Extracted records
····················

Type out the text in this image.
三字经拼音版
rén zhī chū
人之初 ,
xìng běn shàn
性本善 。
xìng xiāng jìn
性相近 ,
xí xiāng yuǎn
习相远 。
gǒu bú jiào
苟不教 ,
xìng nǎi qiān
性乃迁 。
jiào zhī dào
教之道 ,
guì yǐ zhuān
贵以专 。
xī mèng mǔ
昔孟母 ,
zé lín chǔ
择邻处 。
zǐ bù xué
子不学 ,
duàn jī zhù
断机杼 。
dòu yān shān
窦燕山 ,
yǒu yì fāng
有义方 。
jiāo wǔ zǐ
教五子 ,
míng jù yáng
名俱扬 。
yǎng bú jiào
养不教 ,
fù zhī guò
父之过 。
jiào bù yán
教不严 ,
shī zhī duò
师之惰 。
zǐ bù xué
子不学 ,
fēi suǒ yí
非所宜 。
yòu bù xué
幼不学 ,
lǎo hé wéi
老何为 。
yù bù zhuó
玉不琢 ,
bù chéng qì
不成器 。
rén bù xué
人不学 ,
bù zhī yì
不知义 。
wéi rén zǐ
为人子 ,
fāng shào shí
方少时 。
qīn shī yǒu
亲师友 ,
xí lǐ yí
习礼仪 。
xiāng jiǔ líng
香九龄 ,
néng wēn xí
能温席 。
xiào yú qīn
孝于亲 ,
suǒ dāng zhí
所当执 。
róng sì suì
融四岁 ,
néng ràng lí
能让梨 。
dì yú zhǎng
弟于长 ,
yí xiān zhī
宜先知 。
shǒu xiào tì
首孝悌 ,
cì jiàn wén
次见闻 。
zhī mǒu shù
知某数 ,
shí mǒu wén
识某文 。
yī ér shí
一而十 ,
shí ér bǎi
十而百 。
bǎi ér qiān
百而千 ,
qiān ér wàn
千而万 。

····················

> Your objective
Pick out each line in the material containing "xìng".

> Solution for this exercise
xìng běn shàn
xìng xiāng jìn
xìng nǎi qiān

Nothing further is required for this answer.